* _WORK TO DO_
Work out the number of lines in the listing that include the string "الاجتماعية". Reply with that number alone.

═════ EXTRACTED DATA

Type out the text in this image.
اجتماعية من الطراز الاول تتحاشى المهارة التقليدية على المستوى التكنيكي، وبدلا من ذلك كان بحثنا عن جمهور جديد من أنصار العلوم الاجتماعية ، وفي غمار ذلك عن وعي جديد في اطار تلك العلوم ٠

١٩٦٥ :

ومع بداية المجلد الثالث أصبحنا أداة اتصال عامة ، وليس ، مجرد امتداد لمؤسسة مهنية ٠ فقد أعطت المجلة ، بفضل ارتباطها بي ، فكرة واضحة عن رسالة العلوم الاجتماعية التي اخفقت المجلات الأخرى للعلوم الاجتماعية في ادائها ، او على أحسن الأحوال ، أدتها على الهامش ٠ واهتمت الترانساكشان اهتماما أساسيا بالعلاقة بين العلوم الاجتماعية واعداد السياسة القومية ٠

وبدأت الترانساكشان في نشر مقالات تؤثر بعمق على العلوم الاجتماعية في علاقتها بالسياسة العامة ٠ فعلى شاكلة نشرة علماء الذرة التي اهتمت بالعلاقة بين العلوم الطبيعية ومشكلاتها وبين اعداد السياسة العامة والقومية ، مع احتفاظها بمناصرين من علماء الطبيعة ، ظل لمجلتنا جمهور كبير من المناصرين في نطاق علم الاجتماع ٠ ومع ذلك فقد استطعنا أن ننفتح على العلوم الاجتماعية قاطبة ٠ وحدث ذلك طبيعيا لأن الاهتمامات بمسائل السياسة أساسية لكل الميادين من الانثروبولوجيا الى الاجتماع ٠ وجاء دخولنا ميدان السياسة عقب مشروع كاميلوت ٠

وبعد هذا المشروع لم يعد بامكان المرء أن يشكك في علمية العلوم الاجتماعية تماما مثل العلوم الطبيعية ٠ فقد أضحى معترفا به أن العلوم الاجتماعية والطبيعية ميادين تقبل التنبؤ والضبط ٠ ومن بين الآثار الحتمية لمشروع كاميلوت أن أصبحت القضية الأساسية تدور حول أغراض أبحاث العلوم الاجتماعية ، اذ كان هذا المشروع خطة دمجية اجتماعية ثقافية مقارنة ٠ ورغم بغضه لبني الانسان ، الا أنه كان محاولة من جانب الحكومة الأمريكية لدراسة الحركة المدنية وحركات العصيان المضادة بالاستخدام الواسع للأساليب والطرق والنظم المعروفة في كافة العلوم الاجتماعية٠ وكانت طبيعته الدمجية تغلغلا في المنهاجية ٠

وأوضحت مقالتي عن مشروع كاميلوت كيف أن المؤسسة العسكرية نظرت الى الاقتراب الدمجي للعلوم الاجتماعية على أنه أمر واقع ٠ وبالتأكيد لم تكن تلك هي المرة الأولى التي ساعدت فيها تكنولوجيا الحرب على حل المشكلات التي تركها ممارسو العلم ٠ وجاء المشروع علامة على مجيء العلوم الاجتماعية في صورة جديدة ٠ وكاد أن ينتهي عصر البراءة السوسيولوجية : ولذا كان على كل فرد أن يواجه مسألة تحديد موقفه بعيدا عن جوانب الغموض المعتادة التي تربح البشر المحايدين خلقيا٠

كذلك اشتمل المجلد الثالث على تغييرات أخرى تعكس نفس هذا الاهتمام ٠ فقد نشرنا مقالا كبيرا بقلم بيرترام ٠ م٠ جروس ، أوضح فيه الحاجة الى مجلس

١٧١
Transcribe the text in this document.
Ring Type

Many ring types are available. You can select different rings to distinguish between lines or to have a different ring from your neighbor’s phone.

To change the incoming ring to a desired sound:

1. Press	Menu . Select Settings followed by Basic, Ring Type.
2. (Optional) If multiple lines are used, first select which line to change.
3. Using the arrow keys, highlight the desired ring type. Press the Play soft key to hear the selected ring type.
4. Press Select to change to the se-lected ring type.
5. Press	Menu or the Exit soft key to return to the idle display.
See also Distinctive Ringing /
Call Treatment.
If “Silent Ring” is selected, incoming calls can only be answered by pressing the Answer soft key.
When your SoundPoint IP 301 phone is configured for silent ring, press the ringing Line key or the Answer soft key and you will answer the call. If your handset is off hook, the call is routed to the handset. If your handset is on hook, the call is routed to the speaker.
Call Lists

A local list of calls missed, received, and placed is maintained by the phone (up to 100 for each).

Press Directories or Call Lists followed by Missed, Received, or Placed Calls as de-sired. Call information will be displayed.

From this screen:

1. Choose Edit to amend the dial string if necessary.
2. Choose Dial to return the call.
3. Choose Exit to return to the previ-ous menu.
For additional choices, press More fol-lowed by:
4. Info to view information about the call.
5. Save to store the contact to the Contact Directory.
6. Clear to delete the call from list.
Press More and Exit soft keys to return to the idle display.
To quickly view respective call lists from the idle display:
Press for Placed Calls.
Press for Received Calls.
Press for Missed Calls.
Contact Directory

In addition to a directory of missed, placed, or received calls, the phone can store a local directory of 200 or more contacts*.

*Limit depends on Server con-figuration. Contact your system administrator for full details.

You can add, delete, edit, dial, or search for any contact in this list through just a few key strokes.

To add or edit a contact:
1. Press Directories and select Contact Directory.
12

══════════

* _ANSWER FOR THIS EXERCISE_
5